■ **WORK TO DO**:
Turn every line of the data below into a Markdown table with two columns, Row and Line. Number the rows in order and skip any blank lines.

■ **RECORDS FOR PROCESSING**:
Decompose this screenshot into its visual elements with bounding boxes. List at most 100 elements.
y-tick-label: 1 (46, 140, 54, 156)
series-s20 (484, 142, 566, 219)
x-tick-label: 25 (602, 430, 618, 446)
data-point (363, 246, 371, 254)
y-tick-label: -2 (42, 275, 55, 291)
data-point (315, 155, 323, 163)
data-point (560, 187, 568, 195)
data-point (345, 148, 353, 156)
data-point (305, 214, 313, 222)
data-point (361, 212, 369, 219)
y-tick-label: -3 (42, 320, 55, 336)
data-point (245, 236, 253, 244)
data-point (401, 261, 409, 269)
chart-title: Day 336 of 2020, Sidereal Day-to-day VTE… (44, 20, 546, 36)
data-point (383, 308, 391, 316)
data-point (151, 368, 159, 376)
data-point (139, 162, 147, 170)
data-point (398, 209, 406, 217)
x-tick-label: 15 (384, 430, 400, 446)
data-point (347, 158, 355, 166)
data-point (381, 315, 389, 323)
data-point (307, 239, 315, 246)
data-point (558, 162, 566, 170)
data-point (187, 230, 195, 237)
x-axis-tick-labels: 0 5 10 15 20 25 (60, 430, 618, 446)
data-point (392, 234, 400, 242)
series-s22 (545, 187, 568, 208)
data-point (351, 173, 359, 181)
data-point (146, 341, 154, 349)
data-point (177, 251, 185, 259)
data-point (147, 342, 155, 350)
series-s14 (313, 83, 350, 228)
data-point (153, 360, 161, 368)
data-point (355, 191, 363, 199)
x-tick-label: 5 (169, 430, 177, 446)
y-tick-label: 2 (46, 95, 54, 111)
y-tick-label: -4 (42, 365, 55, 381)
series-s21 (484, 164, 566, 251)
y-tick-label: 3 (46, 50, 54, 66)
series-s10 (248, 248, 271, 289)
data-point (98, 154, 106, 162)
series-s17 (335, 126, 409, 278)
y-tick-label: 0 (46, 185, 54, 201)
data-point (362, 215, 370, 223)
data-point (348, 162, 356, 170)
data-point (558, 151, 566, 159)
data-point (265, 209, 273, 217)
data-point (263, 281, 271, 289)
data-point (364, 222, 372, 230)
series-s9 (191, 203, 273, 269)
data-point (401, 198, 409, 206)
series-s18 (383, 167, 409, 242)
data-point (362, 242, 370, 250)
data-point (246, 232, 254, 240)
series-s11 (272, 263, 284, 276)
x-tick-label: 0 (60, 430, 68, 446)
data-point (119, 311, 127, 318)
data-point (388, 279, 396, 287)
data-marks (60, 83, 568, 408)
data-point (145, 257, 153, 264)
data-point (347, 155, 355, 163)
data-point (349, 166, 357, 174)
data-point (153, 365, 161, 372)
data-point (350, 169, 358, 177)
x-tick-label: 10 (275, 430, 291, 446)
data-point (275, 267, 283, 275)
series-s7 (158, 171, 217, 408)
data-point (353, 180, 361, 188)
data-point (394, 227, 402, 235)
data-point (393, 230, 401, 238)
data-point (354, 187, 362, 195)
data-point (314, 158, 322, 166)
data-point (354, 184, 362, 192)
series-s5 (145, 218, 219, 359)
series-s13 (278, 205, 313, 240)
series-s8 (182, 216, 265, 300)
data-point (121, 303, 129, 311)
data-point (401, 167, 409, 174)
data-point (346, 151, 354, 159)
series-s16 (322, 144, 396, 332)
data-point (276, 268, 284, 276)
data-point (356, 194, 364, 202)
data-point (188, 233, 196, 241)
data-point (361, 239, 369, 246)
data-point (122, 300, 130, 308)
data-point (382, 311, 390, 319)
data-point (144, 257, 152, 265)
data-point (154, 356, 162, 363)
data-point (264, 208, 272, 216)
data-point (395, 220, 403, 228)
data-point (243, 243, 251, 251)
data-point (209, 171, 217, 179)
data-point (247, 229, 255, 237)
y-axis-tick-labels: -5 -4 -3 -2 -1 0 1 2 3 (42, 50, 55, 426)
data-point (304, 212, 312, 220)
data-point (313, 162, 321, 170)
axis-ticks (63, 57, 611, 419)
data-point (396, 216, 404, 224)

■ **OUTPUT OF THE EXERCISE**:
| Row | Line |
|---|---|
| 1 | Decompose this screenshot into its visual elements with bounding boxes. List at most 100 elements. |
| 2 | y-tick-label: 1 (46, 140, 54, 156) |
| 3 | series-s20 (484, 142, 566, 219) |
| 4 | x-tick-label: 25 (602, 430, 618, 446) |
| 5 | data-point (363, 246, 371, 254) |
| 6 | y-tick-label: -2 (42, 275, 55, 291) |
| 7 | data-point (315, 155, 323, 163) |
| 8 | data-point (560, 187, 568, 195) |
| 9 | data-point (345, 148, 353, 156) |
| 10 | data-point (305, 214, 313, 222) |
| 11 | data-point (361, 212, 369, 219) |
| 12 | y-tick-label: -3 (42, 320, 55, 336) |
| 13 | data-point (245, 236, 253, 244) |
| 14 | data-point (401, 261, 409, 269) |
| 15 | chart-title: Day 336 of 2020, Sidereal Day-to-day VTE… (44, 20, 546, 36) |
| 16 | data-point (383, 308, 391, 316) |
| 17 | data-point (151, 368, 159, 376) |
| 18 | data-point (139, 162, 147, 170) |
| 19 | data-point (398, 209, 406, 217) |
| 20 | x-tick-label: 15 (384, 430, 400, 446) |
| 21 | data-point (347, 158, 355, 166) |
| 22 | data-point (381, 315, 389, 323) |
| 23 | data-point (307, 239, 315, 246) |
| 24 | data-point (558, 162, 566, 170) |
| 25 | data-point (187, 230, 195, 237) |
| 26 | x-axis-tick-labels: 0 5 10 15 20 25 (60, 430, 618, 446) |
| 27 | data-point (392, 234, 400, 242) |
| 28 | series-s22 (545, 187, 568, 208) |
| 29 | data-point (351, 173, 359, 181) |
| 30 | data-point (146, 341, 154, 349) |
| 31 | data-point (177, 251, 185, 259) |
| 32 | data-point (147, 342, 155, 350) |
| 33 | series-s14 (313, 83, 350, 228) |
| 34 | data-point (153, 360, 161, 368) |
| 35 | data-point (355, 191, 363, 199) |
| 36 | x-tick-label: 5 (169, 430, 177, 446) |
| 37 | y-tick-label: 2 (46, 95, 54, 111) |
| 38 | y-tick-label: -4 (42, 365, 55, 381) |
| 39 | series-s21 (484, 164, 566, 251) |
| 40 | y-tick-label: 3 (46, 50, 54, 66) |
| 41 | series-s10 (248, 248, 271, 289) |
| 42 | data-point (98, 154, 106, 162) |
| 43 | series-s17 (335, 126, 409, 278) |
| 44 | y-tick-label: 0 (46, 185, 54, 201) |
| 45 | data-point (362, 215, 370, 223) |
| 46 | data-point (348, 162, 356, 170) |
| 47 | data-point (558, 151, 566, 159) |
| 48 | data-point (265, 209, 273, 217) |
| 49 | data-point (263, 281, 271, 289) |
| 50 | data-point (364, 222, 372, 230) |
| 51 | series-s9 (191, 203, 273, 269) |
| 52 | data-point (401, 198, 409, 206) |
| 53 | series-s18 (383, 167, 409, 242) |
| 54 | data-point (362, 242, 370, 250) |
| 55 | data-point (246, 232, 254, 240) |
| 56 | series-s11 (272, 263, 284, 276) |
| 57 | x-tick-label: 0 (60, 430, 68, 446) |
| 58 | data-point (119, 311, 127, 318) |
| 59 | data-point (388, 279, 396, 287) |
| 60 | data-marks (60, 83, 568, 408) |
| 61 | data-point (145, 257, 153, 264) |
| 62 | data-point (347, 155, 355, 163) |
| 63 | data-point (349, 166, 357, 174) |
| 64 | data-point (153, 365, 161, 372) |
| 65 | data-point (350, 169, 358, 177) |
| 66 | x-tick-label: 10 (275, 430, 291, 446) |
| 67 | data-point (275, 267, 283, 275) |
| 68 | series-s7 (158, 171, 217, 408) |
| 69 | data-point (353, 180, 361, 188) |
| 70 | data-point (394, 227, 402, 235) |
| 71 | data-point (393, 230, 401, 238) |
| 72 | data-point (354, 187, 362, 195) |
| 73 | data-point (314, 158, 322, 166) |
| 74 | data-point (354, 184, 362, 192) |
| 75 | series-s5 (145, 218, 219, 359) |
| 76 | series-s13 (278, 205, 313, 240) |
| 77 | series-s8 (182, 216, 265, 300) |
| 78 | data-point (121, 303, 129, 311) |
| 79 | data-point (401, 167, 409, 174) |
| 80 | data-point (346, 151, 354, 159) |
| 81 | series-s16 (322, 144, 396, 332) |
| 82 | data-point (276, 268, 284, 276) |
| 83 | data-point (356, 194, 364, 202) |
| 84 | data-point (188, 233, 196, 241) |
| 85 | data-point (361, 239, 369, 246) |
| 86 | data-point (122, 300, 130, 308) |
| 87 | data-point (382, 311, 390, 319) |
| 88 | data-point (144, 257, 152, 265) |
| 89 | data-point (154, 356, 162, 363) |
| 90 | data-point (264, 208, 272, 216) |
| 91 | data-point (395, 220, 403, 228) |
| 92 | data-point (243, 243, 251, 251) |
| 93 | data-point (209, 171, 217, 179) |
| 94 | data-point (247, 229, 255, 237) |
| 95 | y-axis-tick-labels: -5 -4 -3 -2 -1 0 1 2 3 (42, 50, 55, 426) |
| 96 | data-point (304, 212, 312, 220) |
| 97 | data-point (313, 162, 321, 170) |
| 98 | axis-ticks (63, 57, 611, 419) |
| 99 | data-point (396, 216, 404, 224) |